Nos limites desse texto, priorizaremos a forma como João inventa a si mesmo como personagem do Cariri, em falas sobre sua trajetória a distintos entrevistadores. Se desejássemos pontuar de forma didática alguns tropos de criação de João como personagem de si mesmo, chama a atenção a revisitação de alguns lugares: a) sua infância no interior do Ceará, em convívio com uma família numerosa e manifestações da cultura popular local; b) seu local de moradia na periferia da cidade de Crato na década de 1970; c) sua relação com os artistas de sua geração, moradores do centro da cidade; d) sua percepção de si como negro e morador da periferia a partir da impossibilidade de associação da família a um clube de veraneio local e finalmente; seu deslocamento para Fortaleza e aproximação com outros artistas identificados com o rock.

Acompanhemos algumas falas de João sobre alguns desses tropos:

a) A infância de um menino “diferente”:

Eu vinha de uma família (...) que tinha dois irmãos mais velhos altamente machistas. E eu desde pequeno (...) era diferente porque (...) eu cantava, (...) eu não ia caçar de baladeira, eu não ia jogar bola com os outros. E cheguei até a jogar, porque (estalo com as mãos) porque eu sentia que se eu não fosse seria muito mais difícil! Então eu cheguei a jogar bola, cheguei a fazer coisas que os meninos da minha época faziam, mas porque eu já sentia uma pressão muito forte (...) porque eu sentia que se não fizesse seria ainda pior (...). E na adolescência, aí que a coisa fica meio conturbada! Aí, eu me isolei totalmente! (Entrevista concedida ao autor em 26/04/1999).

As memórias sobre a infância como uma criança “diferente” são alternadas com narrativas sobre a presença de mestres e mestras da cultura popular na feira de Crato. A força simbólica da arte de ceramistas, emboladores, cantadores, apresentações de reisado pelos olhos de uma criança “diferente” no Cariri. A música tocada pelas amplificadoras nas cidades do interior e os dramas encenados em circos.

* **Registros extraídos**:
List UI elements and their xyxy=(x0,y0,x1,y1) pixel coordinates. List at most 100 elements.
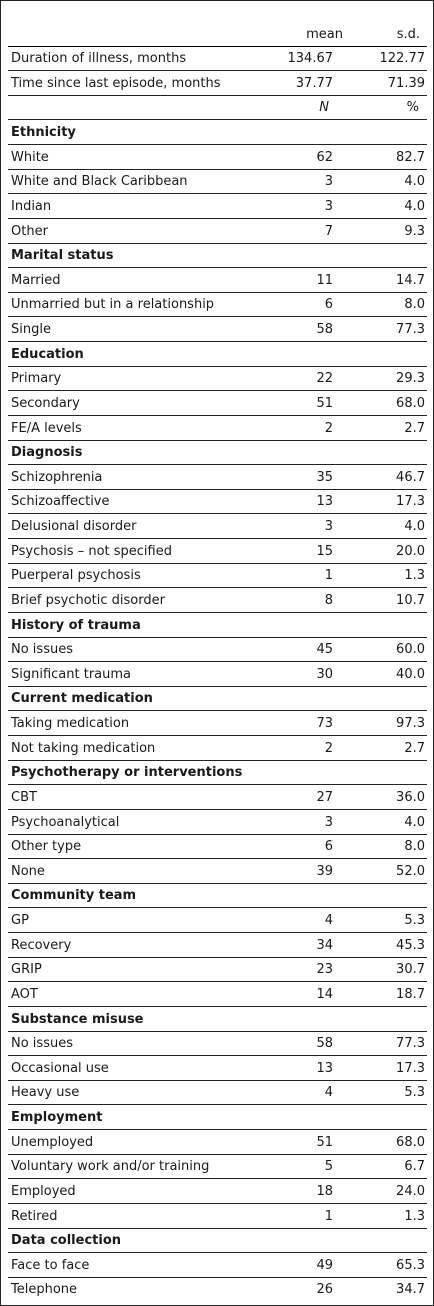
row-value-2: 68.0 xyxy=(396,396,425,411)
row-label: Unemployed xyxy=(11,1135,94,1150)
table-row: Puerperal psychosis 1 1.3 xyxy=(8,564,427,588)
table-row: Significant trauma 30 40.0 xyxy=(8,663,427,687)
table-row: None 39 52.0 xyxy=(8,860,427,884)
column-header-row: mean s.d. xyxy=(8,23,427,47)
row-label: FE/A levels xyxy=(11,421,82,436)
row-label: No issues xyxy=(11,642,73,657)
table-row: White and Black Caribbean 3 4.0 xyxy=(8,170,427,194)
table-row: Telephone 26 34.7 xyxy=(8,1278,427,1301)
row-label: CBT xyxy=(11,790,37,805)
row-value-2: 77.3 xyxy=(396,1036,425,1051)
row-label: Schizophrenia xyxy=(11,470,103,485)
table-row: Indian 3 4.0 xyxy=(8,195,427,219)
row-value-2: 40.0 xyxy=(396,667,425,682)
row-value-1: N xyxy=(319,100,329,115)
table-row: Heavy use 4 5.3 xyxy=(8,1081,427,1105)
table-row: White 62 82.7 xyxy=(8,146,427,170)
row-label: Primary xyxy=(11,371,62,386)
row-value-1: 7 xyxy=(324,224,333,239)
row-label: Not taking medication xyxy=(11,741,156,756)
table-row: Primary 22 29.3 xyxy=(8,367,427,391)
row-value-1: 58 xyxy=(316,322,333,337)
table-row: Secondary 51 68.0 xyxy=(8,392,427,416)
table-row: Other type 6 8.0 xyxy=(8,835,427,859)
table-row: No issues 58 77.3 xyxy=(8,1032,427,1056)
table-row: Occasional use 13 17.3 xyxy=(8,1057,427,1081)
table-row: Psychoanalytical 3 4.0 xyxy=(8,811,427,835)
table-row: No issues 45 60.0 xyxy=(8,638,427,662)
row-label: Other type xyxy=(11,839,82,854)
section-heading: Community team xyxy=(8,884,427,908)
table-row: Time since last episode, months 37.77 71.3… xyxy=(8,72,427,96)
row-value-1: 34 xyxy=(316,938,333,953)
table-row: GP 4 5.3 xyxy=(8,909,427,933)
table-row: Duration of illness, months 134.67 122.77 xyxy=(8,47,427,71)
row-value-2: 24.0 xyxy=(396,1184,425,1199)
row-value-1: 14 xyxy=(316,987,333,1002)
row-value-1: 4 xyxy=(324,1085,333,1100)
row-value-2: 18.7 xyxy=(396,987,425,1002)
row-value-1: 73 xyxy=(316,716,333,731)
section-heading: Substance misuse xyxy=(8,1008,427,1032)
row-value-1: 35 xyxy=(316,470,333,485)
row-value-1: 2 xyxy=(324,741,333,756)
table-row: AOT 14 18.7 xyxy=(8,983,427,1007)
row-value-1: 8 xyxy=(324,593,333,608)
table-row: GRIP 23 30.7 xyxy=(8,958,427,982)
table-row: Psychosis – not specified 15 20.0 xyxy=(8,540,427,564)
row-value-1: 37.77 xyxy=(295,76,333,91)
table-row: Employed 18 24.0 xyxy=(8,1180,427,1204)
section-heading: Ethnicity xyxy=(8,121,427,145)
row-value-1: 3 xyxy=(324,519,333,534)
row-label: Telephone xyxy=(11,1282,78,1297)
row-label: Duration of illness, months xyxy=(11,51,187,66)
row-value-2: 1.3 xyxy=(404,1209,425,1224)
row-label: Employment xyxy=(11,1110,103,1125)
row-label: No issues xyxy=(11,1036,73,1051)
subheader-row: N% xyxy=(8,96,427,120)
row-value-2: 30.7 xyxy=(396,962,425,977)
row-label: Unmarried but in a relationship xyxy=(11,297,215,312)
row-value-2: 14.7 xyxy=(396,273,425,288)
table-row: Voluntary work and/or training 5 6.7 xyxy=(8,1155,427,1179)
row-value-2: s.d. xyxy=(396,27,420,42)
row-value-1: 18 xyxy=(316,1184,333,1199)
row-value-1: 27 xyxy=(316,790,333,805)
row-label: Data collection xyxy=(11,1233,122,1248)
row-value-1: 13 xyxy=(316,1061,333,1076)
row-label: White xyxy=(11,150,49,165)
row-value-1: 1 xyxy=(324,1209,333,1224)
section-heading: Psychotherapy or interventions xyxy=(8,761,427,785)
section-heading: Marital status xyxy=(8,244,427,268)
row-label: Current medication xyxy=(11,691,153,706)
row-label: Indian xyxy=(11,199,52,214)
table-row: Married 11 14.7 xyxy=(8,269,427,293)
row-value-2: 1.3 xyxy=(404,568,425,583)
row-value-2: 4.0 xyxy=(404,815,425,830)
row-value-1: 1 xyxy=(324,568,333,583)
row-value-1: 58 xyxy=(316,1036,333,1051)
row-label: Education xyxy=(11,347,84,362)
row-value-2: 71.39 xyxy=(387,76,425,91)
section-heading: Education xyxy=(8,343,427,367)
row-label: Recovery xyxy=(11,938,72,953)
row-value-2: 5.3 xyxy=(404,1085,425,1100)
table-row: Schizoaffective 13 17.3 xyxy=(8,490,427,514)
row-label: GRIP xyxy=(11,962,42,977)
row-value-2: 29.3 xyxy=(396,371,425,386)
row-label: Schizoaffective xyxy=(11,494,110,509)
row-label: Brief psychotic disorder xyxy=(11,593,165,608)
row-label: Occasional use xyxy=(11,1061,109,1076)
row-value-2: 46.7 xyxy=(396,470,425,485)
row-label: Ethnicity xyxy=(11,125,76,140)
row-label: Substance misuse xyxy=(11,1012,144,1027)
row-value-1: 51 xyxy=(316,396,333,411)
row-value-2: 10.7 xyxy=(396,593,425,608)
row-label: Psychotherapy or interventions xyxy=(11,765,243,780)
row-value-2: 4.0 xyxy=(404,199,425,214)
row-label: Face to face xyxy=(11,1258,90,1273)
row-value-2: 20.0 xyxy=(396,544,425,559)
row-label: Single xyxy=(11,322,51,337)
row-value-1: 45 xyxy=(316,642,333,657)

* **Instrução A**: De acordo com o texto sobre João e o Cariri, em que década João morava na periferia da cidade de Crato?
* **Instrução B**: Digite novamente um trecho do texto sobre João e o Cariri: comece nas palavras "Nos limites desse" e pare logo depois de "com o rock.".
Os registros não são necessários para esta atividade.

* **Resposta escrita A**: Na década de 1970.

* **Resposta escrita B**:
Nos limites desse texto, priorizaremos a forma como João inventa a si mesmo como personagem do Cariri, em falas sobre sua trajetória a distintos entrevistadores. Se desejássemos pontuar de forma didática alguns tropos de criação de João como personagem de si mesmo, chama a atenção a revisitação de alguns lugares: a) sua infância no interior do Ceará, em convívio com uma família numerosa e manifestações da cultura popular local; b) seu local de moradia na periferia da cidade de Crato na década de 1970; c) sua relação com os artistas de sua geração, moradores do centro da cidade; d) sua percepção de si como negro e morador da periferia a partir da impossibilidade de associação da família a um clube de veraneio local e finalmente; seu deslocamento para Fortaleza e aproximação com outros artistas identificados com o rock.